## Work task
Copy every record below exactly, leaving out any pictures.

Dataset items
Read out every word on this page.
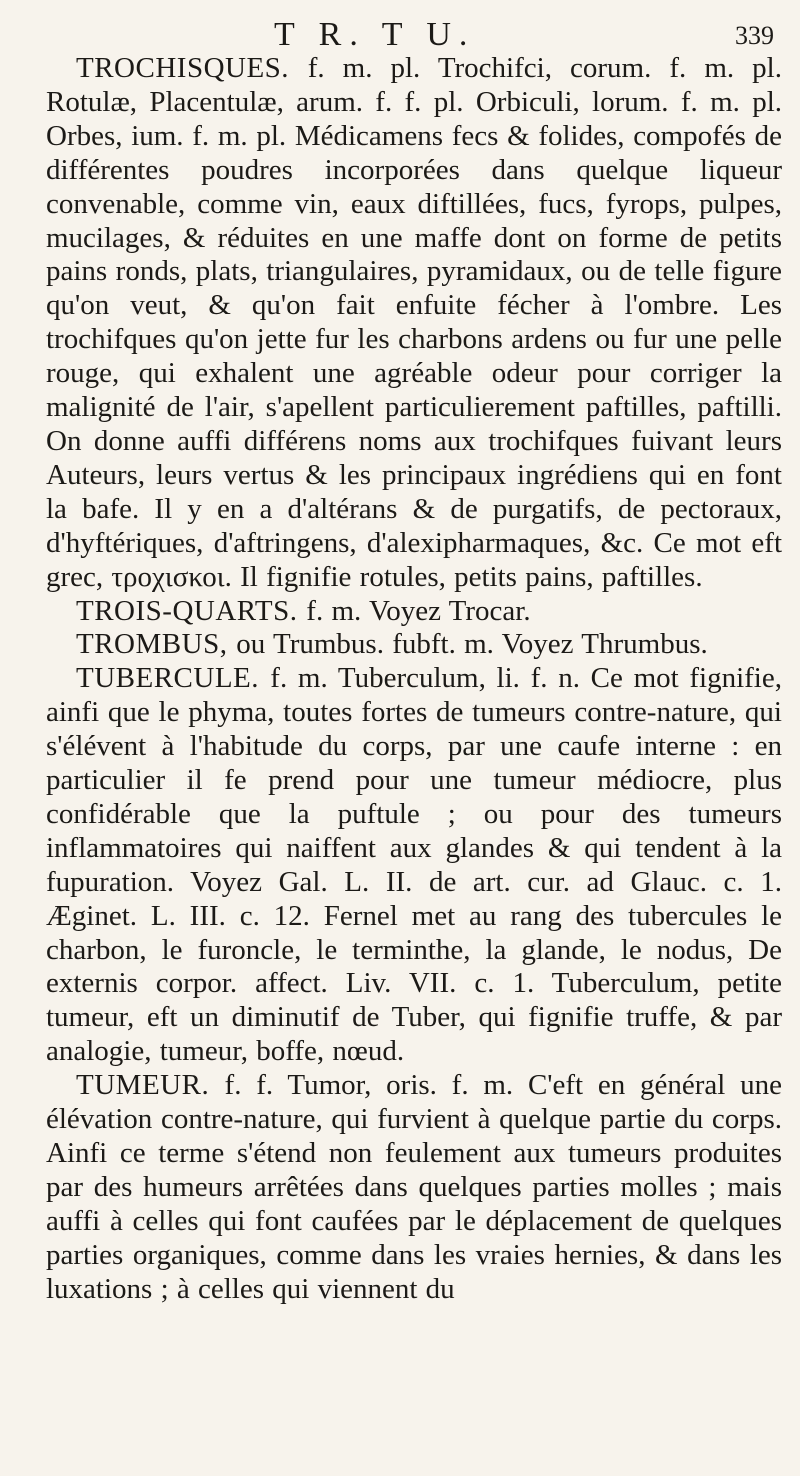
T R. T U.	339

TROCHISQUES. f. m. pl. Trochifci, corum. f. m. pl. Rotulæ, Placentulæ, arum. f. f. pl. Orbiculi, lorum. f. m. pl. Orbes, ium. f. m. pl. Médicamens fecs & folides, compofés de différentes poudres incorporées dans quelque liqueur convenable, comme vin, eaux diftillées, fucs, fyrops, pulpes, mucilages, & réduites en une maffe dont on forme de petits pains ronds, plats, triangulaires, pyramidaux, ou de telle figure qu'on veut, & qu'on fait enfuite fécher à l'ombre. Les trochifques qu'on jette fur les charbons ardens ou fur une pelle rouge, qui exhalent une agréable odeur pour corriger la malignité de l'air, s'apellent particulierement paftilles, paftilli. On donne auffi différens noms aux trochifques fuivant leurs Auteurs, leurs vertus & les principaux ingrédiens qui en font la bafe. Il y en a d'altérans & de purgatifs, de pectoraux, d'hyftériques, d'aftringens, d'alexipharmaques, &c. Ce mot eft grec, τροχισκοι. Il fignifie rotules, petits pains, paftilles.

TROIS-QUARTS. f. m. Voyez Trocar.

TROMBUS, ou Trumbus. fubft. m. Voyez Thrumbus.

TUBERCULE. f. m. Tuberculum, li. f. n. Ce mot fignifie, ainfi que le phyma, toutes fortes de tumeurs contre-nature, qui s'élévent à l'habitude du corps, par une caufe interne : en particulier il fe prend pour une tumeur médiocre, plus confidérable que la puftule ; ou pour des tumeurs inflammatoires qui naiffent aux glandes & qui tendent à la fupuration. Voyez Gal. L. II. de art. cur. ad Glauc. c. 1. Æginet. L. III. c. 12. Fernel met au rang des tubercules le charbon, le furoncle, le terminthe, la glande, le nodus, De externis corpor. affect. Liv. VII. c. 1. Tuberculum, petite tumeur, eft un diminutif de Tuber, qui fignifie truffe, & par analogie, tumeur, boffe, nœud.

TUMEUR. f. f. Tumor, oris. f. m. C'eft en général une élévation contre-nature, qui furvient à quelque partie du corps. Ainfi ce terme s'étend non feulement aux tumeurs produites par des humeurs arrêtées dans quelques parties molles ; mais auffi à celles qui font caufées par le déplacement de quelques parties organiques, comme dans les vraies hernies, & dans les luxations ; à celles qui viennent du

## Written solution
Read out every word on this page.
T R. T U.	339

TROCHISQUES. f. m. pl. Trochifci, corum. f. m. pl. Rotulæ, Placentulæ, arum. f. f. pl. Orbiculi, lorum. f. m. pl. Orbes, ium. f. m. pl. Médicamens fecs & folides, compofés de différentes poudres incorporées dans quelque liqueur convenable, comme vin, eaux diftillées, fucs, fyrops, pulpes, mucilages, & réduites en une maffe dont on forme de petits pains ronds, plats, triangulaires, pyramidaux, ou de telle figure qu'on veut, & qu'on fait enfuite fécher à l'ombre. Les trochifques qu'on jette fur les charbons ardens ou fur une pelle rouge, qui exhalent une agréable odeur pour corriger la malignité de l'air, s'apellent particulierement paftilles, paftilli. On donne auffi différens noms aux trochifques fuivant leurs Auteurs, leurs vertus & les principaux ingrédiens qui en font la bafe. Il y en a d'altérans & de purgatifs, de pectoraux, d'hyftériques, d'aftringens, d'alexipharmaques, &c. Ce mot eft grec, τροχισκοι. Il fignifie rotules, petits pains, paftilles.

TROIS-QUARTS. f. m. Voyez Trocar.

TROMBUS, ou Trumbus. fubft. m. Voyez Thrumbus.

TUBERCULE. f. m. Tuberculum, li. f. n. Ce mot fignifie, ainfi que le phyma, toutes fortes de tumeurs contre-nature, qui s'élévent à l'habitude du corps, par une caufe interne : en particulier il fe prend pour une tumeur médiocre, plus confidérable que la puftule ; ou pour des tumeurs inflammatoires qui naiffent aux glandes & qui tendent à la fupuration. Voyez Gal. L. II. de art. cur. ad Glauc. c. 1. Æginet. L. III. c. 12. Fernel met au rang des tubercules le charbon, le furoncle, le terminthe, la glande, le nodus, De externis corpor. affect. Liv. VII. c. 1. Tuberculum, petite tumeur, eft un diminutif de Tuber, qui fignifie truffe, & par analogie, tumeur, boffe, nœud.

TUMEUR. f. f. Tumor, oris. f. m. C'eft en général une élévation contre-nature, qui furvient à quelque partie du corps. Ainfi ce terme s'étend non feulement aux tumeurs produites par des humeurs arrêtées dans quelques parties molles ; mais auffi à celles qui font caufées par le déplacement de quelques parties organiques, comme dans les vraies hernies, & dans les luxations ; à celles qui viennent du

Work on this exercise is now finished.